* [WORK TO DO] Transcribe each line of the material as it is, and drop any picture.

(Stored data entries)
------------------------------------------------
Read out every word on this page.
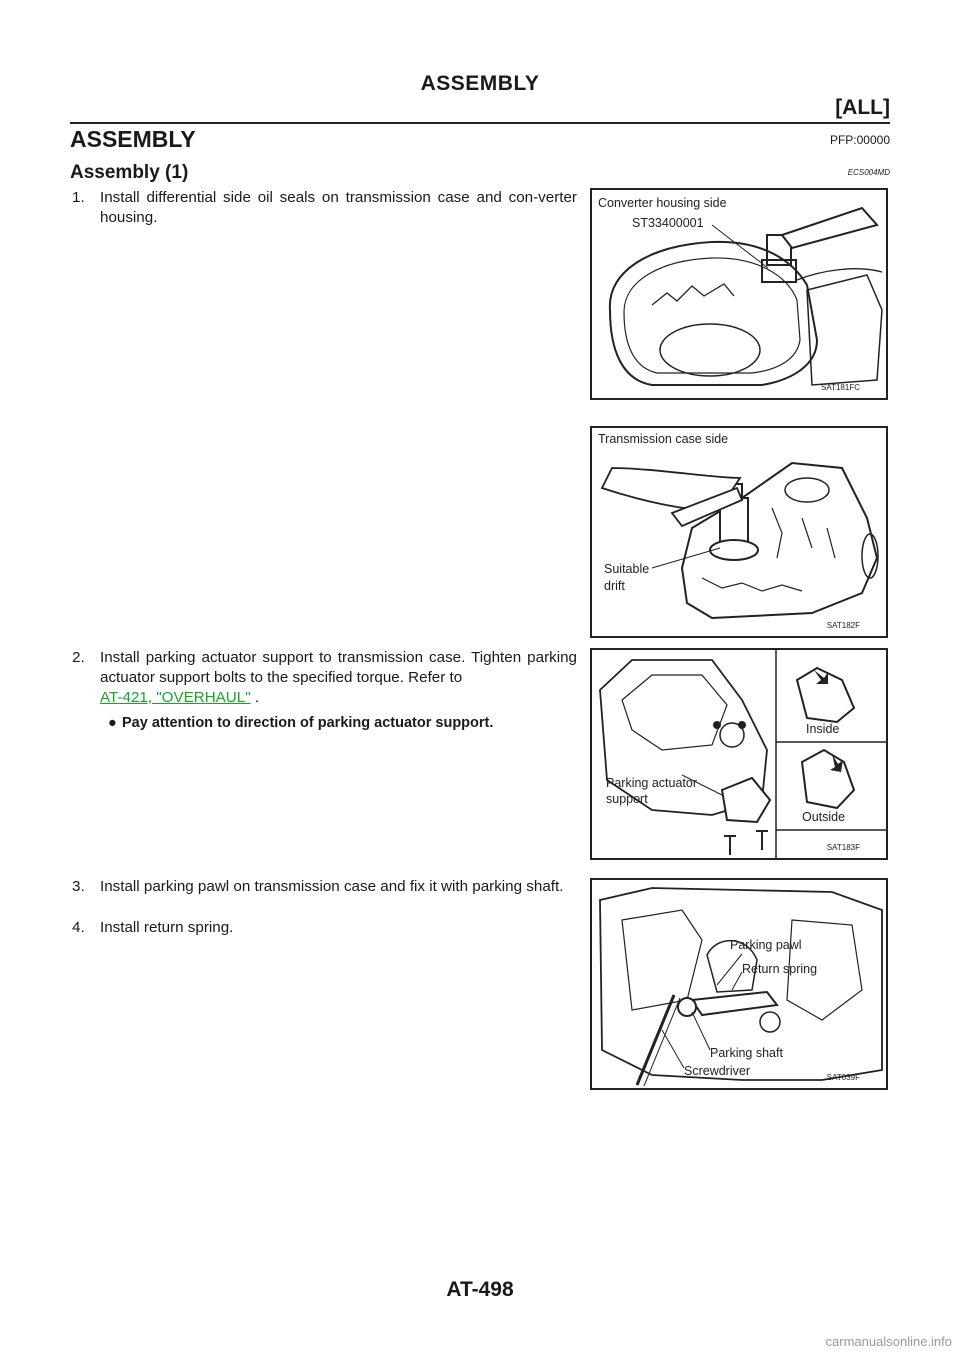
ASSEMBLY
[ALL]
ASSEMBLY	PFP:00000
Assembly (1)	ECS004MD
1. Install differential side oil seals on transmission case and con-verter housing.
2. Install parking actuator support to transmission case. Tighten parking actuator support bolts to the specified torque. Refer to
AT-421, "OVERHAUL" .
● Pay attention to direction of parking actuator support.
3. Install parking pawl on transmission case and fix it with parking shaft.
4. Install return spring.
Converter housing side
ST33400001
SAT181FC
Transmission case side
Suitable
drift
SAT182F
Parking actuator
support
Inside
Outside
SAT183F
Parking pawl
Return spring
Parking shaft
Screwdriver	SAT039F
AT-498
carmanualsonline.info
------------------------------------------------
* [ANSWER FOR THIS EXERCISE]
Read out every word on this page.
ASSEMBLY
[ALL]
ASSEMBLY	PFP:00000
Assembly (1)	ECS004MD
1. Install differential side oil seals on transmission case and con-verter housing.
2. Install parking actuator support to transmission case. Tighten parking actuator support bolts to the specified torque. Refer to
AT-421, "OVERHAUL" .
● Pay attention to direction of parking actuator support.
3. Install parking pawl on transmission case and fix it with parking shaft.
4. Install return spring.
Converter housing side
ST33400001
SAT181FC
Transmission case side
Suitable
drift
SAT182F
Parking actuator
support
Inside
Outside
SAT183F
Parking pawl
Return spring
Parking shaft
Screwdriver	SAT039F
AT-498
carmanualsonline.info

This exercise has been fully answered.